▸ **Stated exercise**:
Copy every line of the material below word for word.
## begin
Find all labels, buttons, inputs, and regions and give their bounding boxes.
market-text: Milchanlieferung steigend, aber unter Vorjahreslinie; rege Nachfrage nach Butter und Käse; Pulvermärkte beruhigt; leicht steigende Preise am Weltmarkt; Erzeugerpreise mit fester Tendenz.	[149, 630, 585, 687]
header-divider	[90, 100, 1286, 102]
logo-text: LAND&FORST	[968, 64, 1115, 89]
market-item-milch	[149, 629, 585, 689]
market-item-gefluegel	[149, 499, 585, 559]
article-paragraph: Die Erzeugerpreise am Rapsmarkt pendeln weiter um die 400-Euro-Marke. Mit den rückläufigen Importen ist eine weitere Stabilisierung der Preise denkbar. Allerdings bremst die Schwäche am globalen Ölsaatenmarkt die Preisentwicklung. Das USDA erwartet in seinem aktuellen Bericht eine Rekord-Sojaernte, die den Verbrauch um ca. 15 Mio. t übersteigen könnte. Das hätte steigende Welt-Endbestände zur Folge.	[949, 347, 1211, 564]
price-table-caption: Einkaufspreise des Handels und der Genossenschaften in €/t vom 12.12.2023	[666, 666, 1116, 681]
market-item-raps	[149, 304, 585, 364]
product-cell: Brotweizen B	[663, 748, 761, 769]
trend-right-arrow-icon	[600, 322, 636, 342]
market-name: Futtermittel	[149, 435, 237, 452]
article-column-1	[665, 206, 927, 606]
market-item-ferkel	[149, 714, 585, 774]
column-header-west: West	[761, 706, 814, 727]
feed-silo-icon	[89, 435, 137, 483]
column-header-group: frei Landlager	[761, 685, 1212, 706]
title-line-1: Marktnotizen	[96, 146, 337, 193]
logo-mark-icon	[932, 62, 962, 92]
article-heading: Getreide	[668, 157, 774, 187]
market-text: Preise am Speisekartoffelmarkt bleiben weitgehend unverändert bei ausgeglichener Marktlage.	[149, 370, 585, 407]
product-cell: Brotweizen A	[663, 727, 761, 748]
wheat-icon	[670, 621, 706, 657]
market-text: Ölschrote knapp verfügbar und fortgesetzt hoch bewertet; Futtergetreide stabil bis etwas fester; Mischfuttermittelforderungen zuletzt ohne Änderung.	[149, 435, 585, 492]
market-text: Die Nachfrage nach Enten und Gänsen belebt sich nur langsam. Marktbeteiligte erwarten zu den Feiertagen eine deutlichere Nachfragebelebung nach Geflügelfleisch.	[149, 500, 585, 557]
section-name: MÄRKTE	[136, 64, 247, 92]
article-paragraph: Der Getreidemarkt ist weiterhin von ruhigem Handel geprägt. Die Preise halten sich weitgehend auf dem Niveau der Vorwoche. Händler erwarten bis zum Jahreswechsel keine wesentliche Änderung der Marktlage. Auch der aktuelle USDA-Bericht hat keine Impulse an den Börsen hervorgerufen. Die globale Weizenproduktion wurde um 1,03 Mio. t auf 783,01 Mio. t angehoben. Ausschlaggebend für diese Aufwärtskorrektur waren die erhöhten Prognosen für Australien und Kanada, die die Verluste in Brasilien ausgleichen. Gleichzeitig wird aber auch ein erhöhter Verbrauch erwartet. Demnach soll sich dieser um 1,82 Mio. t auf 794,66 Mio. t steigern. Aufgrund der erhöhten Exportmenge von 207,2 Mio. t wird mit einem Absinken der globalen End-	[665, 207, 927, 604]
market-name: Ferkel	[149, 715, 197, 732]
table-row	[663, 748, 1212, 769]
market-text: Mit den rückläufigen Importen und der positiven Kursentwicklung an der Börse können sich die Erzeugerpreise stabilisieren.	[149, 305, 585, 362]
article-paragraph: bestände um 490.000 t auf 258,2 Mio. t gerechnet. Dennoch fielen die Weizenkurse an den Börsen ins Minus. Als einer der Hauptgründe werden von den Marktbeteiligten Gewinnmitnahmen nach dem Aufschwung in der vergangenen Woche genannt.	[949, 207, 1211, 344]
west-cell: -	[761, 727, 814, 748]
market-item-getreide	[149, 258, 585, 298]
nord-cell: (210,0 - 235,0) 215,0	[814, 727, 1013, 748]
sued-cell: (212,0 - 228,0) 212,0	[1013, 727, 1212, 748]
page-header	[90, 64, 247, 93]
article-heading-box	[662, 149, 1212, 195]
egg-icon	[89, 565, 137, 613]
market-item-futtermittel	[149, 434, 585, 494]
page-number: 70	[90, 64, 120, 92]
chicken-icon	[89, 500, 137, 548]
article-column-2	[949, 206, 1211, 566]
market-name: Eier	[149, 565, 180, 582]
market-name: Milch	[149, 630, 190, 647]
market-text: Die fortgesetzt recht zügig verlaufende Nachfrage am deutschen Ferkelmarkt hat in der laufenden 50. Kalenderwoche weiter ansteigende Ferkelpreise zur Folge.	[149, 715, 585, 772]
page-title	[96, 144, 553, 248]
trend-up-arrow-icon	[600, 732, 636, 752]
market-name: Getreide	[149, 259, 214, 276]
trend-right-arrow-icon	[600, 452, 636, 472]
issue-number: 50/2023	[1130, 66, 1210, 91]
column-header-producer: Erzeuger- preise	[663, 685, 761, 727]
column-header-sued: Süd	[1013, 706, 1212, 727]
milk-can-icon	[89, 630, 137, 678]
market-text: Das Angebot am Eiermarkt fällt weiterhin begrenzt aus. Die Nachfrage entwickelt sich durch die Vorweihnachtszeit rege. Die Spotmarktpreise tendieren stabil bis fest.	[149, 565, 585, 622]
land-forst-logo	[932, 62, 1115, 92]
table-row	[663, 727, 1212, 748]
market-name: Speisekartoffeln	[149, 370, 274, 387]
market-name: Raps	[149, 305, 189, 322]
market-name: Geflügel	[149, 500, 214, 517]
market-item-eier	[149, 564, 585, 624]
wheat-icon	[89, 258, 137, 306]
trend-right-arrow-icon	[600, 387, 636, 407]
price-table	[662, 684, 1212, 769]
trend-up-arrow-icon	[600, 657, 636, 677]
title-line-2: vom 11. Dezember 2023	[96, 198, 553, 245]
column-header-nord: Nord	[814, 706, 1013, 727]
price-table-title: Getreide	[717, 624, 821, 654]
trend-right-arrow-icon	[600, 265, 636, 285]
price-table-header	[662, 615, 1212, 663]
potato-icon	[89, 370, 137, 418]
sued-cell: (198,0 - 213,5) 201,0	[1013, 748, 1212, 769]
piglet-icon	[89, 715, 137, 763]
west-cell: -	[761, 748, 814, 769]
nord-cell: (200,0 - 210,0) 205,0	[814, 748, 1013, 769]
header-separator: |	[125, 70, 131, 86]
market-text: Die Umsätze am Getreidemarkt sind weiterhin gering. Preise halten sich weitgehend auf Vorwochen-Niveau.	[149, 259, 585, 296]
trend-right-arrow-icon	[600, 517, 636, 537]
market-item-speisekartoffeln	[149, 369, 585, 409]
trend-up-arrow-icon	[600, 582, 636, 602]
## end
▸ **Reply to the task**:
Find all labels, buttons, inputs, and regions and give their bounding boxes.
market-text: Milchanlieferung steigend, aber unter Vorjahreslinie; rege Nachfrage nach Butter und Käse; Pulvermärkte beruhigt; leicht steigende Preise am Weltmarkt; Erzeugerpreise mit fester Tendenz.	[149, 630, 585, 687]
header-divider	[90, 100, 1286, 102]
logo-text: LAND&FORST	[968, 64, 1115, 89]
market-item-milch	[149, 629, 585, 689]
market-item-gefluegel	[149, 499, 585, 559]
article-paragraph: Die Erzeugerpreise am Rapsmarkt pendeln weiter um die 400-Euro-Marke. Mit den rückläufigen Importen ist eine weitere Stabilisierung der Preise denkbar. Allerdings bremst die Schwäche am globalen Ölsaatenmarkt die Preisentwicklung. Das USDA erwartet in seinem aktuellen Bericht eine Rekord-Sojaernte, die den Verbrauch um ca. 15 Mio. t übersteigen könnte. Das hätte steigende Welt-Endbestände zur Folge.	[949, 347, 1211, 564]
price-table-caption: Einkaufspreise des Handels und der Genossenschaften in €/t vom 12.12.2023	[666, 666, 1116, 681]
market-item-raps	[149, 304, 585, 364]
product-cell: Brotweizen B	[663, 748, 761, 769]
trend-right-arrow-icon	[600, 322, 636, 342]
market-name: Futtermittel	[149, 435, 237, 452]
article-column-1	[665, 206, 927, 606]
market-item-ferkel	[149, 714, 585, 774]
column-header-west: West	[761, 706, 814, 727]
feed-silo-icon	[89, 435, 137, 483]
column-header-group: frei Landlager	[761, 685, 1212, 706]
title-line-1: Marktnotizen	[96, 146, 337, 193]
logo-mark-icon	[932, 62, 962, 92]
article-heading: Getreide	[668, 157, 774, 187]
market-text: Preise am Speisekartoffelmarkt bleiben weitgehend unverändert bei ausgeglichener Marktlage.	[149, 370, 585, 407]
product-cell: Brotweizen A	[663, 727, 761, 748]
wheat-icon	[670, 621, 706, 657]
market-text: Ölschrote knapp verfügbar und fortgesetzt hoch bewertet; Futtergetreide stabil bis etwas fester; Mischfuttermittelforderungen zuletzt ohne Änderung.	[149, 435, 585, 492]
market-text: Die Nachfrage nach Enten und Gänsen belebt sich nur langsam. Marktbeteiligte erwarten zu den Feiertagen eine deutlichere Nachfragebelebung nach Geflügelfleisch.	[149, 500, 585, 557]
section-name: MÄRKTE	[136, 64, 247, 92]
article-paragraph: Der Getreidemarkt ist weiterhin von ruhigem Handel geprägt. Die Preise halten sich weitgehend auf dem Niveau der Vorwoche. Händler erwarten bis zum Jahreswechsel keine wesentliche Änderung der Marktlage. Auch der aktuelle USDA-Bericht hat keine Impulse an den Börsen hervorgerufen. Die globale Weizenproduktion wurde um 1,03 Mio. t auf 783,01 Mio. t angehoben. Ausschlaggebend für diese Aufwärtskorrektur waren die erhöhten Prognosen für Australien und Kanada, die die Verluste in Brasilien ausgleichen. Gleichzeitig wird aber auch ein erhöhter Verbrauch erwartet. Demnach soll sich dieser um 1,82 Mio. t auf 794,66 Mio. t steigern. Aufgrund der erhöhten Exportmenge von 207,2 Mio. t wird mit einem Absinken der globalen End-	[665, 207, 927, 604]
market-name: Ferkel	[149, 715, 197, 732]
table-row	[663, 748, 1212, 769]
market-text: Mit den rückläufigen Importen und der positiven Kursentwicklung an der Börse können sich die Erzeugerpreise stabilisieren.	[149, 305, 585, 362]
article-paragraph: bestände um 490.000 t auf 258,2 Mio. t gerechnet. Dennoch fielen die Weizenkurse an den Börsen ins Minus. Als einer der Hauptgründe werden von den Marktbeteiligten Gewinnmitnahmen nach dem Aufschwung in der vergangenen Woche genannt.	[949, 207, 1211, 344]
west-cell: -	[761, 727, 814, 748]
market-item-getreide	[149, 258, 585, 298]
nord-cell: (210,0 - 235,0) 215,0	[814, 727, 1013, 748]
sued-cell: (212,0 - 228,0) 212,0	[1013, 727, 1212, 748]
page-header	[90, 64, 247, 93]
article-heading-box	[662, 149, 1212, 195]
egg-icon	[89, 565, 137, 613]
market-item-futtermittel	[149, 434, 585, 494]
page-number: 70	[90, 64, 120, 92]
chicken-icon	[89, 500, 137, 548]
article-column-2	[949, 206, 1211, 566]
market-name: Eier	[149, 565, 180, 582]
market-name: Milch	[149, 630, 190, 647]
market-text: Die fortgesetzt recht zügig verlaufende Nachfrage am deutschen Ferkelmarkt hat in der laufenden 50. Kalenderwoche weiter ansteigende Ferkelpreise zur Folge.	[149, 715, 585, 772]
page-title	[96, 144, 553, 248]
trend-up-arrow-icon	[600, 732, 636, 752]
market-name: Getreide	[149, 259, 214, 276]
trend-right-arrow-icon	[600, 452, 636, 472]
issue-number: 50/2023	[1130, 66, 1210, 91]
column-header-producer: Erzeuger- preise	[663, 685, 761, 727]
column-header-sued: Süd	[1013, 706, 1212, 727]
milk-can-icon	[89, 630, 137, 678]
market-text: Das Angebot am Eiermarkt fällt weiterhin begrenzt aus. Die Nachfrage entwickelt sich durch die Vorweihnachtszeit rege. Die Spotmarktpreise tendieren stabil bis fest.	[149, 565, 585, 622]
land-forst-logo	[932, 62, 1115, 92]
table-row	[663, 727, 1212, 748]
market-name: Speisekartoffeln	[149, 370, 274, 387]
market-name: Raps	[149, 305, 189, 322]
market-name: Geflügel	[149, 500, 214, 517]
market-item-eier	[149, 564, 585, 624]
wheat-icon	[89, 258, 137, 306]
trend-right-arrow-icon	[600, 387, 636, 407]
price-table	[662, 684, 1212, 769]
trend-up-arrow-icon	[600, 657, 636, 677]
title-line-2: vom 11. Dezember 2023	[96, 198, 553, 245]
column-header-nord: Nord	[814, 706, 1013, 727]
price-table-title: Getreide	[717, 624, 821, 654]
trend-right-arrow-icon	[600, 265, 636, 285]
price-table-header	[662, 615, 1212, 663]
potato-icon	[89, 370, 137, 418]
sued-cell: (198,0 - 213,5) 201,0	[1013, 748, 1212, 769]
piglet-icon	[89, 715, 137, 763]
west-cell: -	[761, 748, 814, 769]
nord-cell: (200,0 - 210,0) 205,0	[814, 748, 1013, 769]
header-separator: |	[125, 70, 131, 86]
market-text: Die Umsätze am Getreidemarkt sind weiterhin gering. Preise halten sich weitgehend auf Vorwochen-Niveau.	[149, 259, 585, 296]
trend-right-arrow-icon	[600, 517, 636, 537]
market-item-speisekartoffeln	[149, 369, 585, 409]
trend-up-arrow-icon	[600, 582, 636, 602]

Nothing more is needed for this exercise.